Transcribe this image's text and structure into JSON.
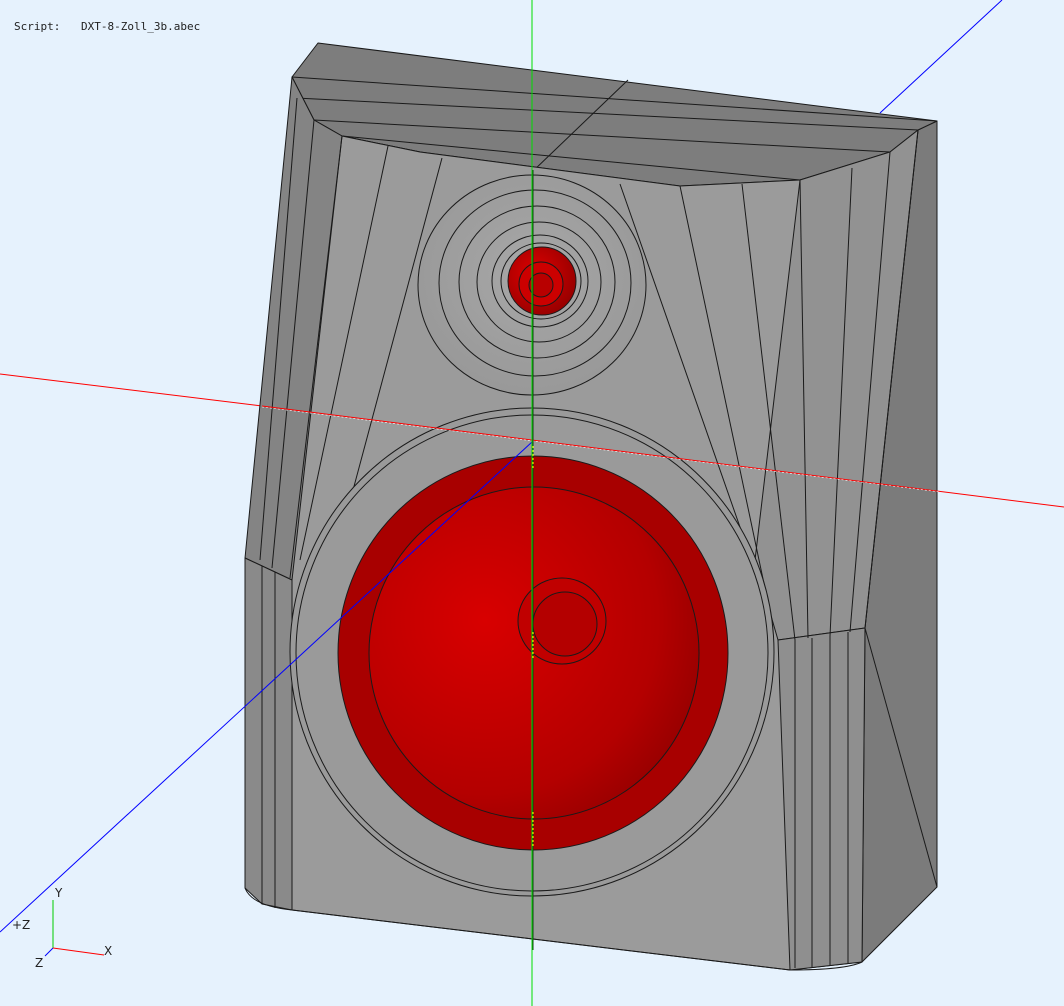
{
  "header": {
    "script_label": "Script:",
    "script_file": "DXT-8-Zoll_3b.abec"
  },
  "axis_triad": {
    "y_label": "Y",
    "z_plus_label": "+Z",
    "z_label": "Z",
    "x_label": "X"
  },
  "colors": {
    "background": "#e6f2fd",
    "cabinet_face": "#9c9c9c",
    "cabinet_side": "#7a7a7a",
    "driver_red": "#c80000",
    "axis_x": "#ff0000",
    "axis_y": "#00dd00",
    "axis_z": "#0000ff"
  }
}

**********

** What to do **
Set down the material above as is, without any pictures.

** Written answer **
Transcribe this image's text and structure into JSON.
{
  "header": {
    "script_label": "Script:",
    "script_file": "DXT-8-Zoll_3b.abec"
  },
  "axis_triad": {
    "y_label": "Y",
    "z_plus_label": "+Z",
    "z_label": "Z",
    "x_label": "X"
  },
  "colors": {
    "background": "#e6f2fd",
    "cabinet_face": "#9c9c9c",
    "cabinet_side": "#7a7a7a",
    "driver_red": "#c80000",
    "axis_x": "#ff0000",
    "axis_y": "#00dd00",
    "axis_z": "#0000ff"
  }
}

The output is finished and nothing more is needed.